Job: Rewrite the listing as a numbered list, from its first line up to and including the line containing "legend-label: Bitcoin — [303, 85, 348, 100]", and omit any blank lines.

Input material:
++++
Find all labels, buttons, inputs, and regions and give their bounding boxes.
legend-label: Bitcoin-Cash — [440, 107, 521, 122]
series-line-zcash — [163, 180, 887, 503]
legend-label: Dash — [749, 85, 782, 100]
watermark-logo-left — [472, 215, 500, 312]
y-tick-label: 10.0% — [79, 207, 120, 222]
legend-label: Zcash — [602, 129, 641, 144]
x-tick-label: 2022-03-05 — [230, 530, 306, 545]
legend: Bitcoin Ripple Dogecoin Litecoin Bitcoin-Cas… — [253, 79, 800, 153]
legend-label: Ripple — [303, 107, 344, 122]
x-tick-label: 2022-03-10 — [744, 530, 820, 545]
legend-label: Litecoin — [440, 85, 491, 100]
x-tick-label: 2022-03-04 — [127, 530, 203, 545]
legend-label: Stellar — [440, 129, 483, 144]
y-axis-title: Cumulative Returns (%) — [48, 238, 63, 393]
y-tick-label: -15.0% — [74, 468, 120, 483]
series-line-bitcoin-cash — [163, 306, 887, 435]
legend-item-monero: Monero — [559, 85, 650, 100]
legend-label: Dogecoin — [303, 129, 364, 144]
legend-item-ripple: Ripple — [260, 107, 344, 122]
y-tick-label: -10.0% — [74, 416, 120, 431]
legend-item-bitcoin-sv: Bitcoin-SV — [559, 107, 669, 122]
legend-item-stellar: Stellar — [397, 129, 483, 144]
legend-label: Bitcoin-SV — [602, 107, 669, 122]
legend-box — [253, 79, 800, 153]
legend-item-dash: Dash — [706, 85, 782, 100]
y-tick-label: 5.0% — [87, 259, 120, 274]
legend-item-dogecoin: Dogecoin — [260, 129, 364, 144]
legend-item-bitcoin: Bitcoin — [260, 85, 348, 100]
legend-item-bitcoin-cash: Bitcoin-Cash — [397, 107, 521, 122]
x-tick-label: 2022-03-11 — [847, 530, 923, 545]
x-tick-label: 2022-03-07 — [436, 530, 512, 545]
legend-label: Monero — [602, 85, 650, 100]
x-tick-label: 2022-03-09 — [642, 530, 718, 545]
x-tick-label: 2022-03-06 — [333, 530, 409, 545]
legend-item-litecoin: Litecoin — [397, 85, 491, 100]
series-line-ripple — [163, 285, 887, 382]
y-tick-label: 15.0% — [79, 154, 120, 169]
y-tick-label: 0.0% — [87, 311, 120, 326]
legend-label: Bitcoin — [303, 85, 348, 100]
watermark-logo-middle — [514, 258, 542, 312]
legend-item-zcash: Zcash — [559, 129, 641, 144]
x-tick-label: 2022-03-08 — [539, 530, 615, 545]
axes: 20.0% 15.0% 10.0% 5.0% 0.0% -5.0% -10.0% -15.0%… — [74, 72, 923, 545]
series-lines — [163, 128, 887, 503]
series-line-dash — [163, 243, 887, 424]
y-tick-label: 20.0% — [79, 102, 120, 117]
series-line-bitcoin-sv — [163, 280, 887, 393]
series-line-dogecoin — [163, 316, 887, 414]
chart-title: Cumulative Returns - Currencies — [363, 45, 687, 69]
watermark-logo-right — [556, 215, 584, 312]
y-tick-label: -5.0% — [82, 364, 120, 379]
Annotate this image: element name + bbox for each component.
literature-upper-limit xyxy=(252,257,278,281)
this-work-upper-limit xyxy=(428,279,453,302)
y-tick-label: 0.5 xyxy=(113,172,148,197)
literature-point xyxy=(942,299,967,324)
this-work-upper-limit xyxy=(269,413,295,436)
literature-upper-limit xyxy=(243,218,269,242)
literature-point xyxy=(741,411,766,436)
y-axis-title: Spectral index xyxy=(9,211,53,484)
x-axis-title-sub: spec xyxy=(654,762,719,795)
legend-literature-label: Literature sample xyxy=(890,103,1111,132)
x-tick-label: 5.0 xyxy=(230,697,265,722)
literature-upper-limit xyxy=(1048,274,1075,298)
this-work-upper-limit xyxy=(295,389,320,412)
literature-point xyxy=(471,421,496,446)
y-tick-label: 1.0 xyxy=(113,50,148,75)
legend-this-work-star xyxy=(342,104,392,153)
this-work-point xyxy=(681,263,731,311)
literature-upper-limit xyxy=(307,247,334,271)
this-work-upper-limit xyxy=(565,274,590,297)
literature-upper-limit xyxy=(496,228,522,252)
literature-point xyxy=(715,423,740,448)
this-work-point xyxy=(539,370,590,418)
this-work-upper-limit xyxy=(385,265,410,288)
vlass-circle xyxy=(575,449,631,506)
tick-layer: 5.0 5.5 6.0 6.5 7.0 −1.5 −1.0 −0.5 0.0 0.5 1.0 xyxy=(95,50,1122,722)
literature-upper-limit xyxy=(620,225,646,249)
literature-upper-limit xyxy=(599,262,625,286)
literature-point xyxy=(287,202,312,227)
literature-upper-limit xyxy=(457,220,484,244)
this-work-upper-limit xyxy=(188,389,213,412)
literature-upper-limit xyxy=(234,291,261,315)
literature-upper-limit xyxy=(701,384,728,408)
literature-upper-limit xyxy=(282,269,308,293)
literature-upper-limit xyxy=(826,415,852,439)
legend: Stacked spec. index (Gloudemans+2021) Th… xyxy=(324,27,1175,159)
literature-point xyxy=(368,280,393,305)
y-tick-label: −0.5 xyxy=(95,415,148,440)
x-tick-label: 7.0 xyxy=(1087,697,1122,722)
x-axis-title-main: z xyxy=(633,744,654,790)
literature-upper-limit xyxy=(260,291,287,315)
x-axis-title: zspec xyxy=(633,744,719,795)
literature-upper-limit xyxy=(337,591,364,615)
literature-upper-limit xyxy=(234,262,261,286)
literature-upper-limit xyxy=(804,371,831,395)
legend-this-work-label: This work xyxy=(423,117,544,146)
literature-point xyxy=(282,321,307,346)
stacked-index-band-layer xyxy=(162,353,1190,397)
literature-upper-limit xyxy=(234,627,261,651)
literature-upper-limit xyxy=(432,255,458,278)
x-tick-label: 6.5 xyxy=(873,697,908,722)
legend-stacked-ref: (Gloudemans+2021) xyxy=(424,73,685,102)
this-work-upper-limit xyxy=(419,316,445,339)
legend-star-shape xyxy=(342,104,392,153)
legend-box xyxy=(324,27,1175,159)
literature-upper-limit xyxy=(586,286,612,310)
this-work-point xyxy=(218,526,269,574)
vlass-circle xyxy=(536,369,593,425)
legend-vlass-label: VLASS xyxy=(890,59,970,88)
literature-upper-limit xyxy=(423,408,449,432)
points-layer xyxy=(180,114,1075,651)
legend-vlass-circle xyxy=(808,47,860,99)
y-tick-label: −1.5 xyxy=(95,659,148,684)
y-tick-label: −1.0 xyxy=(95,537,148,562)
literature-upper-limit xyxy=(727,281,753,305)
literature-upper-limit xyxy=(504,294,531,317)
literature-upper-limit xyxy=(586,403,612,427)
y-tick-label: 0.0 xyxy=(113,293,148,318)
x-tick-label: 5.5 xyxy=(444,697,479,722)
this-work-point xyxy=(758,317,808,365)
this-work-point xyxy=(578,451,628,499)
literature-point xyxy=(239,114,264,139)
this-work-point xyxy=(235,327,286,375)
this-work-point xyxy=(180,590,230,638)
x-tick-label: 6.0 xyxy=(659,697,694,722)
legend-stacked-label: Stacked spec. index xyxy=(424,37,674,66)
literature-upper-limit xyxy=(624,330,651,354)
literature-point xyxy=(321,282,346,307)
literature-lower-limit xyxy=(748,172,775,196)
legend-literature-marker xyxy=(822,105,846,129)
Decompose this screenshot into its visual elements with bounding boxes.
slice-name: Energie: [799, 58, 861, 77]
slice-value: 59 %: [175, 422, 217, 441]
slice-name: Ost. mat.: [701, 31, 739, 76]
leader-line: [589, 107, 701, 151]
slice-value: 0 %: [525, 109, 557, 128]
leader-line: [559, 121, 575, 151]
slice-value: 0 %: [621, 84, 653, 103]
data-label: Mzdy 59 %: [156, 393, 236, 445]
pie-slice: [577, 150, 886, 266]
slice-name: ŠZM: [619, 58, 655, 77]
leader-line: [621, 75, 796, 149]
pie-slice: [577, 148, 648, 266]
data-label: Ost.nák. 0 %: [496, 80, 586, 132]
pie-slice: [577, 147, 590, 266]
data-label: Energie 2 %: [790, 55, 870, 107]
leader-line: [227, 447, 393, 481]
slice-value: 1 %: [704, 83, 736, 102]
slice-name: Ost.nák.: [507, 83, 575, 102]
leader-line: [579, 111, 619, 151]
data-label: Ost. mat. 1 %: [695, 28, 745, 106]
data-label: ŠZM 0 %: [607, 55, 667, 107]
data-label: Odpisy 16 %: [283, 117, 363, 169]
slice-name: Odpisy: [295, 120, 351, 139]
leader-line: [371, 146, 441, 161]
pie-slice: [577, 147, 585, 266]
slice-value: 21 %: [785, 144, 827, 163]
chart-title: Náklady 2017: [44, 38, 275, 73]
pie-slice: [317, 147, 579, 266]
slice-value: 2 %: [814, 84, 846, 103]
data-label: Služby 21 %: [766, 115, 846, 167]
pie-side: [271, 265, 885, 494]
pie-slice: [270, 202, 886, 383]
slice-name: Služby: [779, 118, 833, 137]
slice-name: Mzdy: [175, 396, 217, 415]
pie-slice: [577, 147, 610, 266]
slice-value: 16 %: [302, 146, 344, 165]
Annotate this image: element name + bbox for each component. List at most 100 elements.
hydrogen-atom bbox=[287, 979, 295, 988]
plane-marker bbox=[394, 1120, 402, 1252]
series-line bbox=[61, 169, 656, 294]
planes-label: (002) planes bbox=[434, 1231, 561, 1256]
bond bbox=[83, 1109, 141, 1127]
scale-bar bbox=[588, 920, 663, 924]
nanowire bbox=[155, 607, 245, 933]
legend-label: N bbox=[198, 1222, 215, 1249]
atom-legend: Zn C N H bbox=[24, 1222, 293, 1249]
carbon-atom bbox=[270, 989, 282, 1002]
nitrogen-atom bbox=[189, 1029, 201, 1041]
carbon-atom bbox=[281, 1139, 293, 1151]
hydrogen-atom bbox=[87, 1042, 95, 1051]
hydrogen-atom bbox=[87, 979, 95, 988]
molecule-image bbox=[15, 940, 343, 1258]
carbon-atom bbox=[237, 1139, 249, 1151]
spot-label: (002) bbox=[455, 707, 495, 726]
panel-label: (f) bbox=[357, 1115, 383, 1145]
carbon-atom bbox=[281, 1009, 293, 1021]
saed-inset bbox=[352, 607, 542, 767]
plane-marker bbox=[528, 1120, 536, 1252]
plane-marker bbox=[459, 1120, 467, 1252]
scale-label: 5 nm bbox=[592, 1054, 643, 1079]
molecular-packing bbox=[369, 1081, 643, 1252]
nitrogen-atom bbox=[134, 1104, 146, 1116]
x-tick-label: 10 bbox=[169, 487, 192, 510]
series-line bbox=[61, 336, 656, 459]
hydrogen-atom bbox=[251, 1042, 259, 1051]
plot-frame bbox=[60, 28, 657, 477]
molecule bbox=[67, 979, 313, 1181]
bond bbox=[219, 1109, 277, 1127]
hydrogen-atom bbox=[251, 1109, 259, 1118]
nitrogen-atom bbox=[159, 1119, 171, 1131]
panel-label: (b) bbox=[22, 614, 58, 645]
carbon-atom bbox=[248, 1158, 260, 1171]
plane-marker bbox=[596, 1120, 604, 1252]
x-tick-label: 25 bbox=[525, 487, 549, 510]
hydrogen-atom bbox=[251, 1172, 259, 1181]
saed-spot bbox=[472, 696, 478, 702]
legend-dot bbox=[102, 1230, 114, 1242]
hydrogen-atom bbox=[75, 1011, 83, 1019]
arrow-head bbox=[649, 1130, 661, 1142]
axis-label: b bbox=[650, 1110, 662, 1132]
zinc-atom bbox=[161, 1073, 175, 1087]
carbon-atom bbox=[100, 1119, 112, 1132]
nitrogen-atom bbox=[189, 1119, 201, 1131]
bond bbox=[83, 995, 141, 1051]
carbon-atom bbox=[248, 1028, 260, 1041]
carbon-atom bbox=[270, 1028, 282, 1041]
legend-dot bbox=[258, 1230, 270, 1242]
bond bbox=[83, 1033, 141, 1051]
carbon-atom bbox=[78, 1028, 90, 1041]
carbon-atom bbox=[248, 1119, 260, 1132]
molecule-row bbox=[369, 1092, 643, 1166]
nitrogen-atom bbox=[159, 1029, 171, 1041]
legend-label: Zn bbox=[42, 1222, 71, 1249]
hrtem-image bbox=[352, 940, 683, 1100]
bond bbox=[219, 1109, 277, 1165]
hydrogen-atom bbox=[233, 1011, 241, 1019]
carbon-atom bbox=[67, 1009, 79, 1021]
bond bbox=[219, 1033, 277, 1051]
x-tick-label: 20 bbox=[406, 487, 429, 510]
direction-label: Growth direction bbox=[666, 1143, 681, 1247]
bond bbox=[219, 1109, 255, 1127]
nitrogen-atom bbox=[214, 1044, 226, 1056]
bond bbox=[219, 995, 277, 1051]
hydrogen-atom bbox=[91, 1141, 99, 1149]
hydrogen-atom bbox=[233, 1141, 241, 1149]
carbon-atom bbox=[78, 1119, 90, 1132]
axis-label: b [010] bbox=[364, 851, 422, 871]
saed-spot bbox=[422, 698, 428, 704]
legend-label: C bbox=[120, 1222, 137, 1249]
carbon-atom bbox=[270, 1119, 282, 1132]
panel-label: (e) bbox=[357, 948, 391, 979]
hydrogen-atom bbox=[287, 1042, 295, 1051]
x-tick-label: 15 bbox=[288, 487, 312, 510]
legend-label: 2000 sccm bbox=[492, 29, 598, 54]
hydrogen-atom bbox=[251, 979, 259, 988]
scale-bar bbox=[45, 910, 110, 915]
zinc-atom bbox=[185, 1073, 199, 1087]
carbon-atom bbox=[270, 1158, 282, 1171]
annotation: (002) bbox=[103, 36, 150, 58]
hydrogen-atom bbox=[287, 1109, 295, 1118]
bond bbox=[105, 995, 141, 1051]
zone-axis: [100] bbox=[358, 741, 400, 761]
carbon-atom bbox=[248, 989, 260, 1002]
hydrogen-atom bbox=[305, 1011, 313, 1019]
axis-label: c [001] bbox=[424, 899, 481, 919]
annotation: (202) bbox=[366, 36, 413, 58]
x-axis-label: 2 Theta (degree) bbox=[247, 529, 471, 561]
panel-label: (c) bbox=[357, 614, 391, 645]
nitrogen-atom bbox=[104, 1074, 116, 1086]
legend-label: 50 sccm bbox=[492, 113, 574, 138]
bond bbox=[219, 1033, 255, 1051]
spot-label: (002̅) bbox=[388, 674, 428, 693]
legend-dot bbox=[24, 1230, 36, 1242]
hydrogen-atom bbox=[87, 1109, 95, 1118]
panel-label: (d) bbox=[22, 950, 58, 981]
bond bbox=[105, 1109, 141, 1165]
++++
Answer to this task:
1. Find all labels, buttons, inputs, and regions and give their bounding boxes.
2. legend-label: Bitcoin-Cash — [440, 107, 521, 122]
3. series-line-zcash — [163, 180, 887, 503]
4. legend-label: Dash — [749, 85, 782, 100]
5. watermark-logo-left — [472, 215, 500, 312]
6. y-tick-label: 10.0% — [79, 207, 120, 222]
7. legend-label: Zcash — [602, 129, 641, 144]
8. x-tick-label: 2022-03-05 — [230, 530, 306, 545]
9. legend: Bitcoin Ripple Dogecoin Litecoin Bitcoin-Cas… — [253, 79, 800, 153]
10. legend-label: Ripple — [303, 107, 344, 122]
11. x-tick-label: 2022-03-10 — [744, 530, 820, 545]
12. legend-label: Litecoin — [440, 85, 491, 100]
13. x-tick-label: 2022-03-04 — [127, 530, 203, 545]
14. legend-label: Stellar — [440, 129, 483, 144]
15. y-axis-title: Cumulative Returns (%) — [48, 238, 63, 393]
16. y-tick-label: -15.0% — [74, 468, 120, 483]
17. series-line-bitcoin-cash — [163, 306, 887, 435]
18. legend-item-monero: Monero — [559, 85, 650, 100]
19. legend-label: Dogecoin — [303, 129, 364, 144]
20. legend-item-ripple: Ripple — [260, 107, 344, 122]
21. y-tick-label: -10.0% — [74, 416, 120, 431]
22. legend-item-bitcoin-sv: Bitcoin-SV — [559, 107, 669, 122]
23. legend-item-stellar: Stellar — [397, 129, 483, 144]
24. legend-label: Bitcoin-SV — [602, 107, 669, 122]
25. legend-box — [253, 79, 800, 153]
26. legend-item-dash: Dash — [706, 85, 782, 100]
27. y-tick-label: 5.0% — [87, 259, 120, 274]
28. legend-item-dogecoin: Dogecoin — [260, 129, 364, 144]
29. legend-item-bitcoin: Bitcoin — [260, 85, 348, 100]
30. legend-item-bitcoin-cash: Bitcoin-Cash — [397, 107, 521, 122]
31. x-tick-label: 2022-03-11 — [847, 530, 923, 545]
32. x-tick-label: 2022-03-07 — [436, 530, 512, 545]
33. legend-label: Monero — [602, 85, 650, 100]
34. x-tick-label: 2022-03-09 — [642, 530, 718, 545]
35. x-tick-label: 2022-03-06 — [333, 530, 409, 545]
36. legend-item-litecoin: Litecoin — [397, 85, 491, 100]
37. series-line-ripple — [163, 285, 887, 382]
38. y-tick-label: 15.0% — [79, 154, 120, 169]
39. y-tick-label: 0.0% — [87, 311, 120, 326]
40. legend-label: Bitcoin — [303, 85, 348, 100]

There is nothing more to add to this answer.